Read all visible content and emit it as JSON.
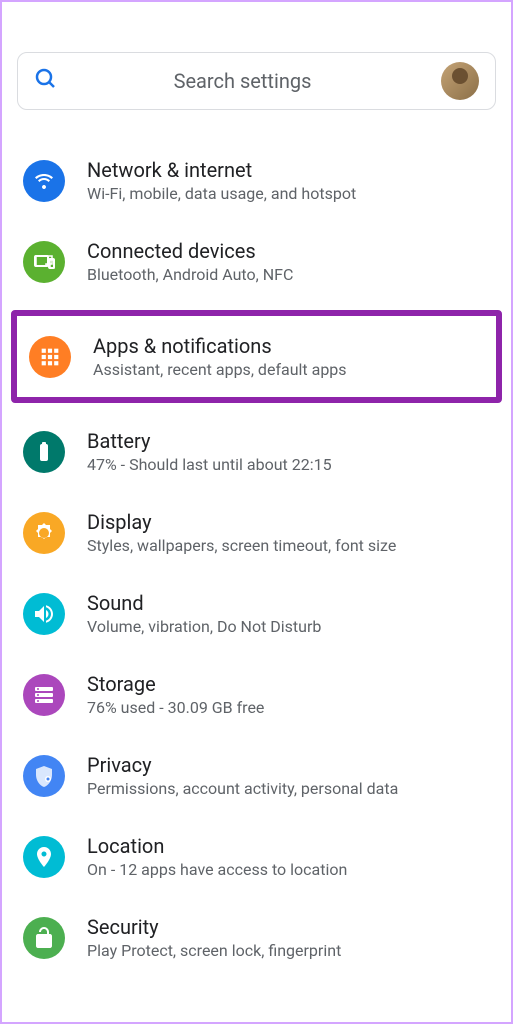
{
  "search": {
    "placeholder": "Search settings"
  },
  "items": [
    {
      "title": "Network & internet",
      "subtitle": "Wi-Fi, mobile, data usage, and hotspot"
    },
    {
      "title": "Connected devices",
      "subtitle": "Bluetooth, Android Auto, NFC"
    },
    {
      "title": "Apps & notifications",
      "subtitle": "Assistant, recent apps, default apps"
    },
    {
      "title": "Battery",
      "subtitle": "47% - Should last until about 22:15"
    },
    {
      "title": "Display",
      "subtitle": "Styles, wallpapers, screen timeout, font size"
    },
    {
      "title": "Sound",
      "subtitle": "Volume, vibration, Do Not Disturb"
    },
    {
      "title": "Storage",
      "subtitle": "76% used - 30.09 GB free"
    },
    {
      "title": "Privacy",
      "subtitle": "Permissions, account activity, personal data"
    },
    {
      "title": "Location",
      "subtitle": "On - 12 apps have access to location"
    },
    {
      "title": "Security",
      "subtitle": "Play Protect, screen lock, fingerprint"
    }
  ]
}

* Task prompt
Print out the whole of the material word for word, without pictures.

* Exercise output
Read all visible content and emit it as JSON.
{
  "search": {
    "placeholder": "Search settings"
  },
  "items": [
    {
      "title": "Network & internet",
      "subtitle": "Wi-Fi, mobile, data usage, and hotspot"
    },
    {
      "title": "Connected devices",
      "subtitle": "Bluetooth, Android Auto, NFC"
    },
    {
      "title": "Apps & notifications",
      "subtitle": "Assistant, recent apps, default apps"
    },
    {
      "title": "Battery",
      "subtitle": "47% - Should last until about 22:15"
    },
    {
      "title": "Display",
      "subtitle": "Styles, wallpapers, screen timeout, font size"
    },
    {
      "title": "Sound",
      "subtitle": "Volume, vibration, Do Not Disturb"
    },
    {
      "title": "Storage",
      "subtitle": "76% used - 30.09 GB free"
    },
    {
      "title": "Privacy",
      "subtitle": "Permissions, account activity, personal data"
    },
    {
      "title": "Location",
      "subtitle": "On - 12 apps have access to location"
    },
    {
      "title": "Security",
      "subtitle": "Play Protect, screen lock, fingerprint"
    }
  ]
}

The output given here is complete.